══ Record set

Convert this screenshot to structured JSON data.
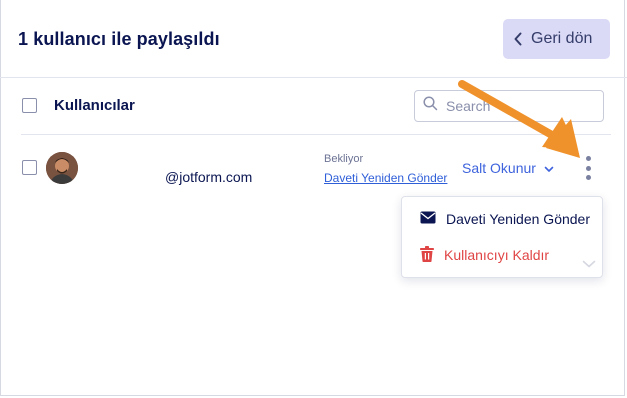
{
  "header": {
    "title": "1 kullanıcı ile paylaşıldı",
    "back_label": "Geri dön"
  },
  "list": {
    "column_label": "Kullanıcılar",
    "search_placeholder": "Search"
  },
  "user": {
    "email": "@jotform.com",
    "status": "Bekliyor",
    "resend_link": "Daveti Yeniden Gönder",
    "role": "Salt Okunur"
  },
  "menu": {
    "items": [
      {
        "label": "Daveti Yeniden Gönder",
        "icon": "envelope-icon",
        "color": "#0a1551"
      },
      {
        "label": "Kullanıcıyı Kaldır",
        "icon": "trash-icon",
        "color": "#e04545"
      }
    ]
  },
  "colors": {
    "accent": "#3e63dd",
    "back_button_bg": "#dadaf6",
    "danger": "#e04545",
    "annotation_arrow": "#f0922b"
  }
}
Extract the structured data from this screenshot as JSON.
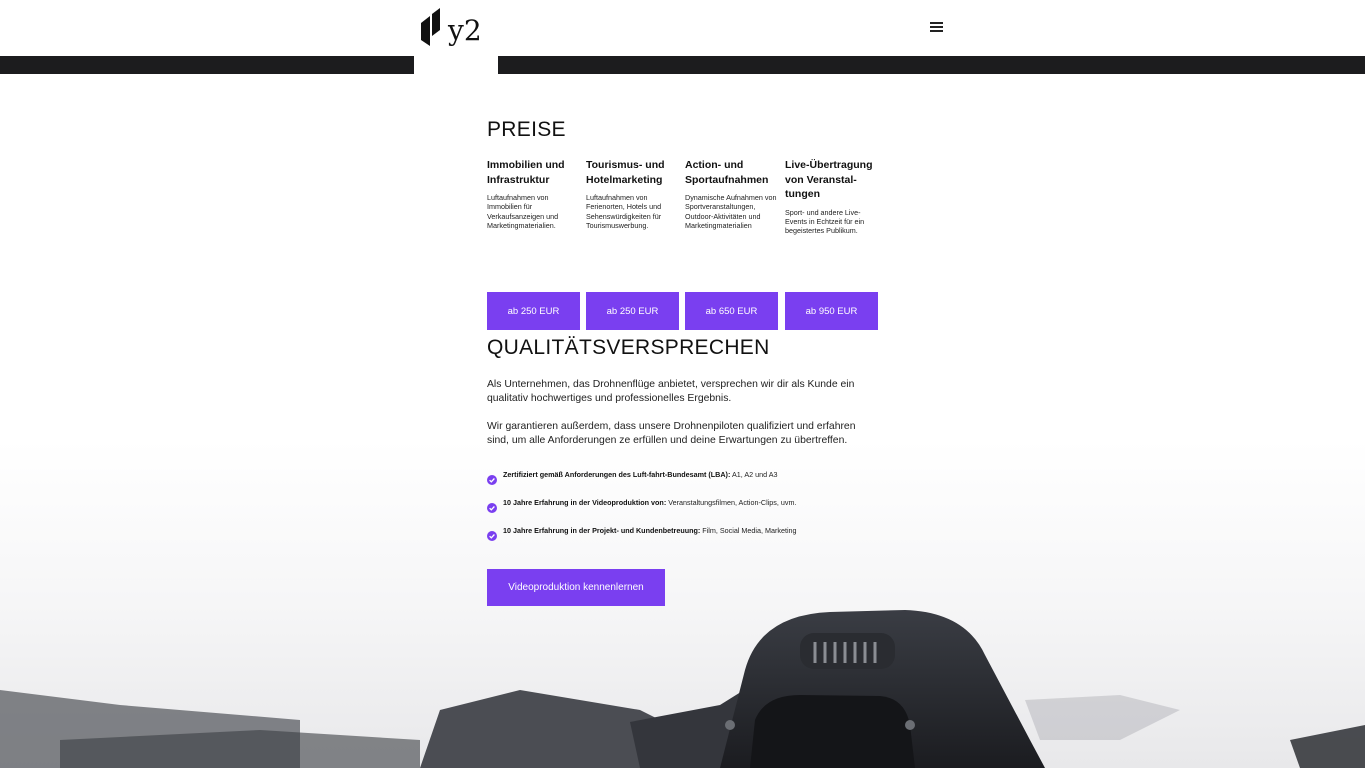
{
  "header": {
    "logo_text": "y2",
    "menu_icon": "hamburger-menu-icon"
  },
  "pricing": {
    "heading": "PREISE",
    "items": [
      {
        "title": "Immobilien und Infrastruktur",
        "description": "Luftaufnahmen von Immobilien für Verkaufsanzeigen und Marketingmaterialien.",
        "price": "ab 250 EUR"
      },
      {
        "title": "Tourismus- und Hotelmarketing",
        "description": "Luftaufnahmen von Ferienorten, Hotels und Sehenswürdigkeiten für Tourismuswerbung.",
        "price": "ab 250 EUR"
      },
      {
        "title": "Action- und Sportaufnahmen",
        "description": "Dynamische Aufnahmen von Sportveranstaltungen, Outdoor-Aktivitäten und Marketingmaterialien",
        "price": "ab 650 EUR"
      },
      {
        "title": "Live-Übertragung von Veranstal-tungen",
        "description": "Sport- und andere Live-Events in Echtzeit für ein begeistertes Publikum.",
        "price": "ab 950 EUR"
      }
    ]
  },
  "quality": {
    "heading": "QUALITÄTSVERSPRECHEN",
    "paragraph_1": "Als Unternehmen, das Drohnenflüge anbietet, versprechen wir dir als Kunde ein qualitativ hochwertiges und professionelles Ergebnis.",
    "paragraph_2": "Wir garantieren außerdem, dass unsere Drohnenpiloten qualifiziert und erfahren sind, um alle Anforderungen ze erfüllen und deine Erwartungen zu übertreffen.",
    "checks": [
      {
        "bold": "Zertifiziert gemäß Anforderungen des Luft-fahrt-Bundesamt (LBA):",
        "normal": " A1, A2 und A3"
      },
      {
        "bold": "10 Jahre Erfahrung in der Videoproduktion von:",
        "normal": " Veranstaltungsfilmen, Action-Clips, uvm."
      },
      {
        "bold": "10 Jahre Erfahrung in der Projekt- und Kundenbetreuung:",
        "normal": " Film, Social Media, Marketing"
      }
    ],
    "cta_label": "Videoproduktion kennenlernen"
  },
  "colors": {
    "accent": "#7a3ff0",
    "band": "#1c1c1e",
    "text": "#111111"
  }
}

════

Work required >> Retype the data above exactly; pictures are not part of the copy.

Written solution >>
Convert this screenshot to structured JSON data.
{
  "header": {
    "title": "1 kullanıcı ile paylaşıldı",
    "back_label": "Geri dön"
  },
  "list": {
    "column_label": "Kullanıcılar",
    "search_placeholder": "Search"
  },
  "user": {
    "email": "@jotform.com",
    "status": "Bekliyor",
    "resend_link": "Daveti Yeniden Gönder",
    "role": "Salt Okunur"
  },
  "menu": {
    "items": [
      {
        "label": "Daveti Yeniden Gönder",
        "icon": "envelope-icon",
        "color": "#0a1551"
      },
      {
        "label": "Kullanıcıyı Kaldır",
        "icon": "trash-icon",
        "color": "#e04545"
      }
    ]
  },
  "colors": {
    "accent": "#3e63dd",
    "back_button_bg": "#dadaf6",
    "danger": "#e04545",
    "annotation_arrow": "#f0922b"
  }
}
Extract the structured data from this screenshot as JSON.
{
  "header": {
    "logo_text": "y2",
    "menu_icon": "hamburger-menu-icon"
  },
  "pricing": {
    "heading": "PREISE",
    "items": [
      {
        "title": "Immobilien und Infrastruktur",
        "description": "Luftaufnahmen von Immobilien für Verkaufsanzeigen und Marketingmaterialien.",
        "price": "ab 250 EUR"
      },
      {
        "title": "Tourismus- und Hotelmarketing",
        "description": "Luftaufnahmen von Ferienorten, Hotels und Sehenswürdigkeiten für Tourismuswerbung.",
        "price": "ab 250 EUR"
      },
      {
        "title": "Action- und Sportaufnahmen",
        "description": "Dynamische Aufnahmen von Sportveranstaltungen, Outdoor-Aktivitäten und Marketingmaterialien",
        "price": "ab 650 EUR"
      },
      {
        "title": "Live-Übertragung von Veranstal-tungen",
        "description": "Sport- und andere Live-Events in Echtzeit für ein begeistertes Publikum.",
        "price": "ab 950 EUR"
      }
    ]
  },
  "quality": {
    "heading": "QUALITÄTSVERSPRECHEN",
    "paragraph_1": "Als Unternehmen, das Drohnenflüge anbietet, versprechen wir dir als Kunde ein qualitativ hochwertiges und professionelles Ergebnis.",
    "paragraph_2": "Wir garantieren außerdem, dass unsere Drohnenpiloten qualifiziert und erfahren sind, um alle Anforderungen ze erfüllen und deine Erwartungen zu übertreffen.",
    "checks": [
      {
        "bold": "Zertifiziert gemäß Anforderungen des Luft-fahrt-Bundesamt (LBA):",
        "normal": " A1, A2 und A3"
      },
      {
        "bold": "10 Jahre Erfahrung in der Videoproduktion von:",
        "normal": " Veranstaltungsfilmen, Action-Clips, uvm."
      },
      {
        "bold": "10 Jahre Erfahrung in der Projekt- und Kundenbetreuung:",
        "normal": " Film, Social Media, Marketing"
      }
    ],
    "cta_label": "Videoproduktion kennenlernen"
  },
  "colors": {
    "accent": "#7a3ff0",
    "band": "#1c1c1e",
    "text": "#111111"
  }
}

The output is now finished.